*DATASET CONTENT*
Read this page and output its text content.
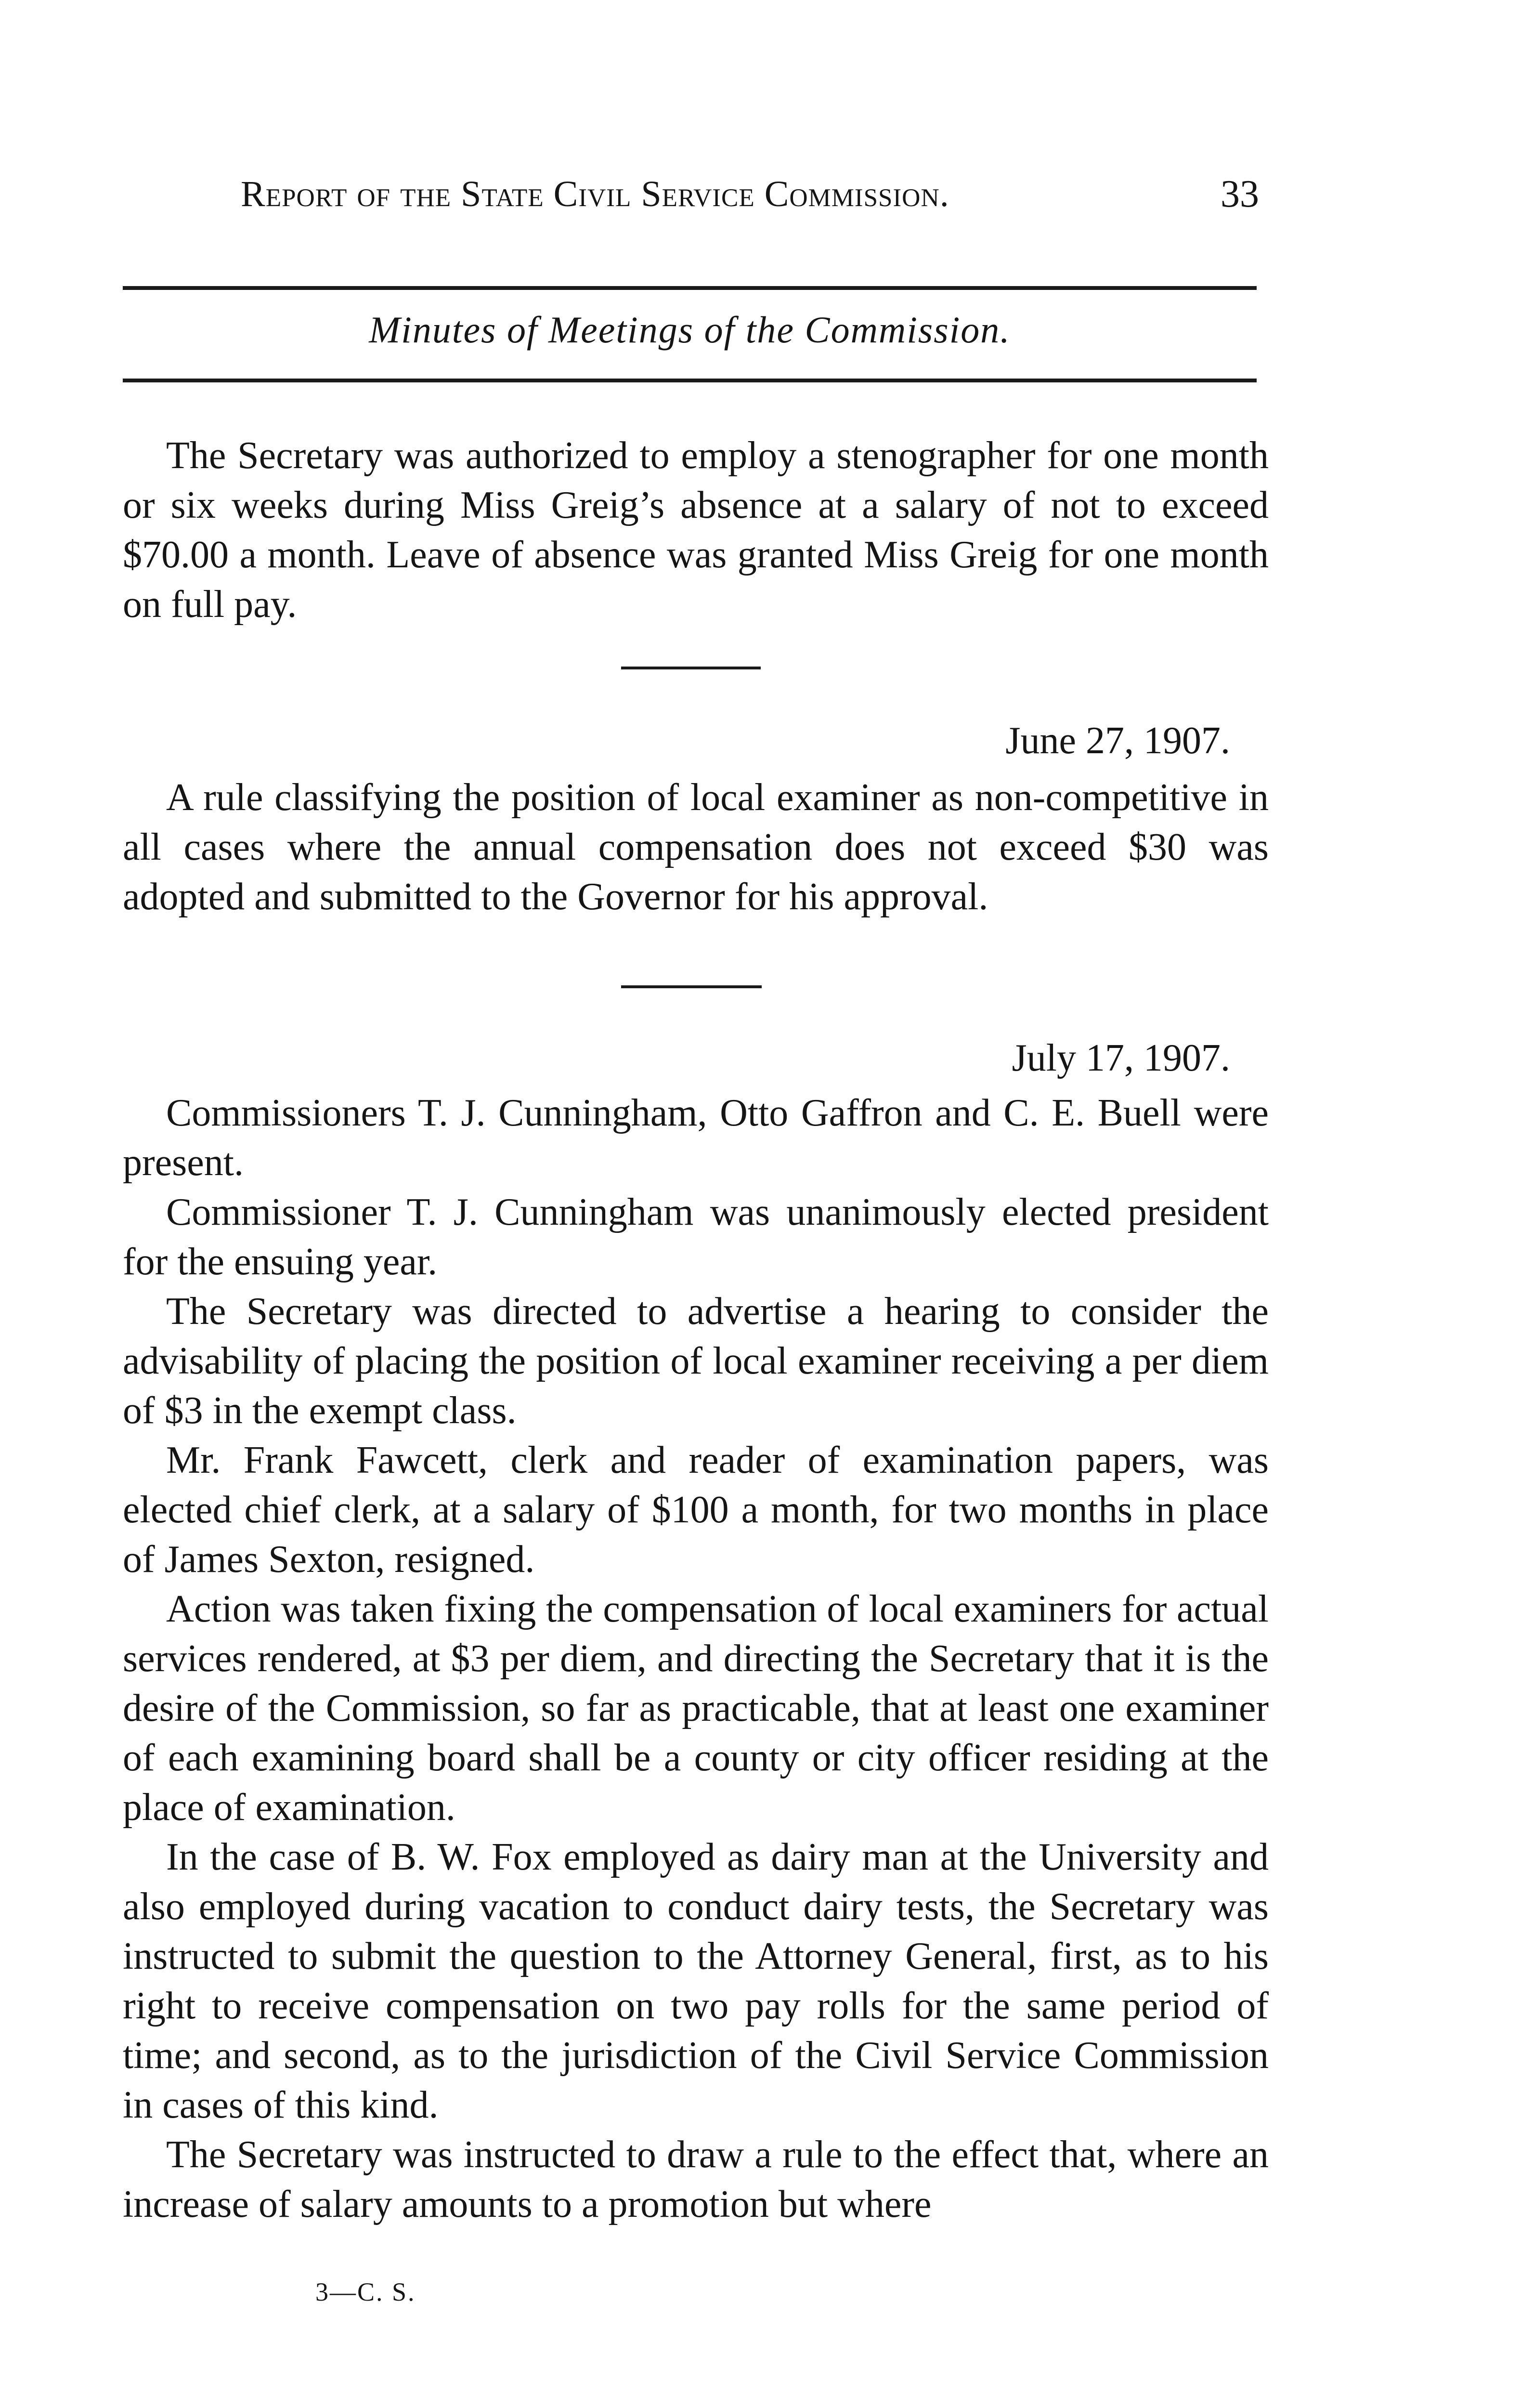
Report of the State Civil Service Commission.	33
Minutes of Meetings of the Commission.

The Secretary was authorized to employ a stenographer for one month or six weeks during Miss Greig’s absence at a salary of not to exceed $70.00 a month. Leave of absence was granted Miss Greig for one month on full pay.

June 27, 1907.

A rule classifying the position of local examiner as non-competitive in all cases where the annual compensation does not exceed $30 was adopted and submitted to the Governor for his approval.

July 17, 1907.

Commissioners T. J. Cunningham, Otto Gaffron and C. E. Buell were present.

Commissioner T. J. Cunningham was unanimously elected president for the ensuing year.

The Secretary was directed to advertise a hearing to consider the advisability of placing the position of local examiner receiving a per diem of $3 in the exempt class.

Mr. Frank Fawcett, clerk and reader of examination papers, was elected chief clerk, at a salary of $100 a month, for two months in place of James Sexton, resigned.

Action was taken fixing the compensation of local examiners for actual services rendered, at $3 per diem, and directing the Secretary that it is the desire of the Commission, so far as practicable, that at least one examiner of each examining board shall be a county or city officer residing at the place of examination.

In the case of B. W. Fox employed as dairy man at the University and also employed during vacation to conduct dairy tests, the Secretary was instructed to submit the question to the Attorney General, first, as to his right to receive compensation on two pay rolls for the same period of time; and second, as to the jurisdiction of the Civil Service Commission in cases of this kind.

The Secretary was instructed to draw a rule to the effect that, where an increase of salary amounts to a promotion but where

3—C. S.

*PROBLEM TO WORK ON*
Report the number of lines containing the string "Secretary" and add nothing to it.

*REPLY TO THE EXERCISE*
5